» Listed records
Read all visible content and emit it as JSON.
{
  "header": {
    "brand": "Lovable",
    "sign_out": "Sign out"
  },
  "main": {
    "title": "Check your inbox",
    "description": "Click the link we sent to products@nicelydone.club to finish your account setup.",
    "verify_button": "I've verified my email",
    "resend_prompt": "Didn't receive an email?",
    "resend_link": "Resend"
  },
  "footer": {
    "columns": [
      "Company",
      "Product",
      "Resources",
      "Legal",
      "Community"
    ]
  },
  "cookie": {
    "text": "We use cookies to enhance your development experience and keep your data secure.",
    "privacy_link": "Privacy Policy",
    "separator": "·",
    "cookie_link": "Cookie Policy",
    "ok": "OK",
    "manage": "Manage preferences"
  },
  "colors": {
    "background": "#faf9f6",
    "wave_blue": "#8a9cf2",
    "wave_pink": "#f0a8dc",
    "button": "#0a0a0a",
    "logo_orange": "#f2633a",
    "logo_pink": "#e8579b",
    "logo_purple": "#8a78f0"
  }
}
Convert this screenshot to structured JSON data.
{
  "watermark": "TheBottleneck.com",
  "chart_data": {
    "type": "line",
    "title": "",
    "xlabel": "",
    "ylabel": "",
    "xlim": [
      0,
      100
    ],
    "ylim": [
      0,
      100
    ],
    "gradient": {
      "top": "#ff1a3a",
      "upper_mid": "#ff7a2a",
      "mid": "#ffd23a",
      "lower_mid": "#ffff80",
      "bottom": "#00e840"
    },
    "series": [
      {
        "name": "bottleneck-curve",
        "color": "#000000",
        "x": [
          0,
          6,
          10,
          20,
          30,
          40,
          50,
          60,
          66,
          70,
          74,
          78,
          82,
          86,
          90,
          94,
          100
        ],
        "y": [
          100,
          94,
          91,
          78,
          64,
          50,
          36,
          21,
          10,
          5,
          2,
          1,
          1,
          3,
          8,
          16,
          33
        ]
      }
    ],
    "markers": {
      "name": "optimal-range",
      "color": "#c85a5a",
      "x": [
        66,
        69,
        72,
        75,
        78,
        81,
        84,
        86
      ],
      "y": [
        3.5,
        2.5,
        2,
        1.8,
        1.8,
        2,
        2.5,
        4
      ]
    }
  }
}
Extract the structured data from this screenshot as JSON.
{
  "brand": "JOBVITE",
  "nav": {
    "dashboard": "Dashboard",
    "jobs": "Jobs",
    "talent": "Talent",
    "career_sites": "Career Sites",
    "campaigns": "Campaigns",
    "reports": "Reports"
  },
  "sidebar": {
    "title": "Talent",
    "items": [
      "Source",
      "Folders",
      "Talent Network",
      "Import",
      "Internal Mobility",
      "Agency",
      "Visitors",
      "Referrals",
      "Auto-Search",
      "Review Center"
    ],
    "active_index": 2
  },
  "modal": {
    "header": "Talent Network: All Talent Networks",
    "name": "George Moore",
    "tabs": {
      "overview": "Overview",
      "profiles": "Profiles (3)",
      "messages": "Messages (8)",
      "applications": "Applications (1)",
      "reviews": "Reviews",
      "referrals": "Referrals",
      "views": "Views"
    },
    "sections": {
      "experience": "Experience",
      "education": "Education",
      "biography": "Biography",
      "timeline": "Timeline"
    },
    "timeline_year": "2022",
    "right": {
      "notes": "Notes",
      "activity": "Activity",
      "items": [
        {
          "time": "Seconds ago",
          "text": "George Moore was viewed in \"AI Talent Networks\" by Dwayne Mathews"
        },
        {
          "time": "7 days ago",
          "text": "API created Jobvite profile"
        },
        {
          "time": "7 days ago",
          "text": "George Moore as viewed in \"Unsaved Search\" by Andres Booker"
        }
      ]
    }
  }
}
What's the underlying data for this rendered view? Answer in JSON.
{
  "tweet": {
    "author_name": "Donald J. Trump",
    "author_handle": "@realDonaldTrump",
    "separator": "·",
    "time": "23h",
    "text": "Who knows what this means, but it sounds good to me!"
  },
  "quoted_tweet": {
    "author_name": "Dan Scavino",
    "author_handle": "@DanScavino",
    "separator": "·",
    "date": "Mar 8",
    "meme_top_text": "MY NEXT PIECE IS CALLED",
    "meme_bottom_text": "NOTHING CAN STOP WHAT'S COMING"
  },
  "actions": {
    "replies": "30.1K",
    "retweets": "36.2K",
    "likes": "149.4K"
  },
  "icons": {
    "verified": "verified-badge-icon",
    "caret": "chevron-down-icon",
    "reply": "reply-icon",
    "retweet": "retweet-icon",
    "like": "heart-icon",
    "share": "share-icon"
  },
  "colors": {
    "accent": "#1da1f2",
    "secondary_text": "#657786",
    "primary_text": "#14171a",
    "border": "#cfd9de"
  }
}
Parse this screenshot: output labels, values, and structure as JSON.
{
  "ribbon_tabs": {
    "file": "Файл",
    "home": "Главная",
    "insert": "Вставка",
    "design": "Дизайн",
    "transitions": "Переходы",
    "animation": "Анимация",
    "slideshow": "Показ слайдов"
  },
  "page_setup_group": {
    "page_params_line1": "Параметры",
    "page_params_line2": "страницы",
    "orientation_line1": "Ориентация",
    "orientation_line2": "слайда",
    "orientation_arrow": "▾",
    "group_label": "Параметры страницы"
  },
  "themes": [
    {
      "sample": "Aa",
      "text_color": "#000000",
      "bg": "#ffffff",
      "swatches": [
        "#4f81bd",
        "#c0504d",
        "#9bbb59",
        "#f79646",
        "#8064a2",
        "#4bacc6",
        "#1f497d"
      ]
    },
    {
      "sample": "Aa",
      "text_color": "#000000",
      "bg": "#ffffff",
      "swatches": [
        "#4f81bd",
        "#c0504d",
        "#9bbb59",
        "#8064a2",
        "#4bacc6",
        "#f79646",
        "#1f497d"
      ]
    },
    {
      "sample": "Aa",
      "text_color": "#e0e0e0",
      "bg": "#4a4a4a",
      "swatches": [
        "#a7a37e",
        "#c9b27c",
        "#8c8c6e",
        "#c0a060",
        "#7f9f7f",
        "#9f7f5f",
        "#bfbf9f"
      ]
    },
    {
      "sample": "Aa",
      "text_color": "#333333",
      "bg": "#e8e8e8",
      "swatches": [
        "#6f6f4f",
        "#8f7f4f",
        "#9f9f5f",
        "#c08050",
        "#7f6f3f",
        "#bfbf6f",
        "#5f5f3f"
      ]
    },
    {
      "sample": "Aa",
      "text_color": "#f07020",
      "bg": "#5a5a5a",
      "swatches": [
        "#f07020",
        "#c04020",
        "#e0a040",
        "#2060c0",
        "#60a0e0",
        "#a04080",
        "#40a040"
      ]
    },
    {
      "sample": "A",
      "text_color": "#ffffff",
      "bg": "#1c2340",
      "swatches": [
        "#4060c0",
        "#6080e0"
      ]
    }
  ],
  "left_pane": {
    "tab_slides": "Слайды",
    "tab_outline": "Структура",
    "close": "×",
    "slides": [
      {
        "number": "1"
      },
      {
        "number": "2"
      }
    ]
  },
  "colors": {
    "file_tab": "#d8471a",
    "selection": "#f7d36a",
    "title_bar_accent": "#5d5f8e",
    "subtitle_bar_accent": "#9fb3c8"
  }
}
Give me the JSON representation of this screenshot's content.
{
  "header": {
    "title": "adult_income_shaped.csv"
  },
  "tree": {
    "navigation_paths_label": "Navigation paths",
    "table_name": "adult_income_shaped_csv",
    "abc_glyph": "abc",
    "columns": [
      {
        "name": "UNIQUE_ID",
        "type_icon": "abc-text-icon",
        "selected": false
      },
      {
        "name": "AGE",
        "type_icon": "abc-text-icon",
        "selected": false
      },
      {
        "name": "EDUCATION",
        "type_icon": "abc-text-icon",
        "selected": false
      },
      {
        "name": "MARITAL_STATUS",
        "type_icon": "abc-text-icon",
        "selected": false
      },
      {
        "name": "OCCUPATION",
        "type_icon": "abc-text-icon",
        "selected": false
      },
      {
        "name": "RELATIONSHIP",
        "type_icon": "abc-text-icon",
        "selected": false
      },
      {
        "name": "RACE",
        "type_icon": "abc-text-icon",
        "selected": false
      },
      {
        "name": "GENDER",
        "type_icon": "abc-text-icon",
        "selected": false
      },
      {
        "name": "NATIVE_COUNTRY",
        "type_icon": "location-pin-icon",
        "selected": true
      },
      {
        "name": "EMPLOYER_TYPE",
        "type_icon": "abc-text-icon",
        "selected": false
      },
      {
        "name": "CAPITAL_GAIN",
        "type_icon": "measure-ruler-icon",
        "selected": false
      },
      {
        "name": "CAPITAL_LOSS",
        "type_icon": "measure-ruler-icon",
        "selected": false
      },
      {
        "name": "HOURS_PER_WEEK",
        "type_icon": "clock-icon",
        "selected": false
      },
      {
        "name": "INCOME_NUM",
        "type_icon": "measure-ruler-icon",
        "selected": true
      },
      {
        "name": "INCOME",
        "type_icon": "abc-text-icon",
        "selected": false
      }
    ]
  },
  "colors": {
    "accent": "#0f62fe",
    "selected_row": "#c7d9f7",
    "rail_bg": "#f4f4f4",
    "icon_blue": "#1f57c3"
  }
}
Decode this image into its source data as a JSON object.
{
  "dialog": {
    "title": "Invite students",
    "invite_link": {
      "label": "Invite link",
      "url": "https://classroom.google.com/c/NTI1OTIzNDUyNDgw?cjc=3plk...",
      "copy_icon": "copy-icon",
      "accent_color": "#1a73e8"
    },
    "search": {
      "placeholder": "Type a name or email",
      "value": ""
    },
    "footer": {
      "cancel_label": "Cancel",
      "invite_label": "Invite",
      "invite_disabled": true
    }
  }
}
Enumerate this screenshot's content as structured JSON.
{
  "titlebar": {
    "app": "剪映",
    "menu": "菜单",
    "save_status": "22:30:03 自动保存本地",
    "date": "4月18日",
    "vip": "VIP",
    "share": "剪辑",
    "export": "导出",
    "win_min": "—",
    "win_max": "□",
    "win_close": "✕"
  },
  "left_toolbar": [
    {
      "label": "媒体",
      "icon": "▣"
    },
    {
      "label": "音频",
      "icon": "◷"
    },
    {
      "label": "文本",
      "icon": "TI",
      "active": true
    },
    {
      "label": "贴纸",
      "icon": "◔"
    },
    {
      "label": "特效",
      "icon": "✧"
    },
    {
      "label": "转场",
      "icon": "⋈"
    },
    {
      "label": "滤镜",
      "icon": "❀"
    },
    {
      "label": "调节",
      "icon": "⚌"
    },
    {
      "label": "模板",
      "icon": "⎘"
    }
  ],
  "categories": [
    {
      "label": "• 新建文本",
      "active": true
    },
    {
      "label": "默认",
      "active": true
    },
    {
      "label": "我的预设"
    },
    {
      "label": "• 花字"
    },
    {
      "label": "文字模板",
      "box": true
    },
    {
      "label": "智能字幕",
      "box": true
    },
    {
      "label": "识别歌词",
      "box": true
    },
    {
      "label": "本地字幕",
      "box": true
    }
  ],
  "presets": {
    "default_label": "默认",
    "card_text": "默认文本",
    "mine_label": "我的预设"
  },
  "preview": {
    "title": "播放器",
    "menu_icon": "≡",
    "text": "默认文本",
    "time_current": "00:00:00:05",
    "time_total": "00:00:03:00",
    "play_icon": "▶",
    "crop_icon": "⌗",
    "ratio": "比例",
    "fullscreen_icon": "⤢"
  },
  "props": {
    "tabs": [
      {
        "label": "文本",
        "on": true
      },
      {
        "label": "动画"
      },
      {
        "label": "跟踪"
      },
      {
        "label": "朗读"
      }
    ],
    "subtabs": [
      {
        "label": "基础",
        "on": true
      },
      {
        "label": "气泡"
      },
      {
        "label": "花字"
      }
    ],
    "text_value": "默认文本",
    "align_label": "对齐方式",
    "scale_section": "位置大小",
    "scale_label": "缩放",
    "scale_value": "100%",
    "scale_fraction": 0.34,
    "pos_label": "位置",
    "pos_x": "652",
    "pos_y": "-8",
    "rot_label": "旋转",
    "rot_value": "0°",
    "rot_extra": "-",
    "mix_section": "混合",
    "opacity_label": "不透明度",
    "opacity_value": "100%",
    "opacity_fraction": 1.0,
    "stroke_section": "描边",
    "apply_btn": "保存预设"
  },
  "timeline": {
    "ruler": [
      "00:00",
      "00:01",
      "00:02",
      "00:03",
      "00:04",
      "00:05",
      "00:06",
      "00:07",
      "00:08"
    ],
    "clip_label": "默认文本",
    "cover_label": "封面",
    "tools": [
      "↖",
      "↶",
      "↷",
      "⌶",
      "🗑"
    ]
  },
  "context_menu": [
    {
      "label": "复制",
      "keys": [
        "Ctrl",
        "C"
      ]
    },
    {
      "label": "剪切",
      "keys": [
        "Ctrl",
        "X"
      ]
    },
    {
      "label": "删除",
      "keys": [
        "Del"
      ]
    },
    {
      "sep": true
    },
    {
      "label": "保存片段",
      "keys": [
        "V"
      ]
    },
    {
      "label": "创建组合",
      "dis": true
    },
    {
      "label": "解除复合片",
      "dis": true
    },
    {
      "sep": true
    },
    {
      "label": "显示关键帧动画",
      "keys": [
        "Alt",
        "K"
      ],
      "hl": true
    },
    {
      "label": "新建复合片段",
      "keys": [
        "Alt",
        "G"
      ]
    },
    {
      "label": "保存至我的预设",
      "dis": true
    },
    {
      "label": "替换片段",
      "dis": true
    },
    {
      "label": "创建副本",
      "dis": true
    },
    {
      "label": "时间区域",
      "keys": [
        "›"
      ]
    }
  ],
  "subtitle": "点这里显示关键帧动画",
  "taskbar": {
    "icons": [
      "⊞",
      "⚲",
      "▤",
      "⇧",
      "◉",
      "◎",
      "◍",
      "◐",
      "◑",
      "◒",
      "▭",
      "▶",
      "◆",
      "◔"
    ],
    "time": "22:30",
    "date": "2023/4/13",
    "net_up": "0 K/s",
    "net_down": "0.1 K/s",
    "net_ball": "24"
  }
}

» Work to do
Of the lines in the data above, how many contain the word "Параметры"? Give only that figure.

» Output
2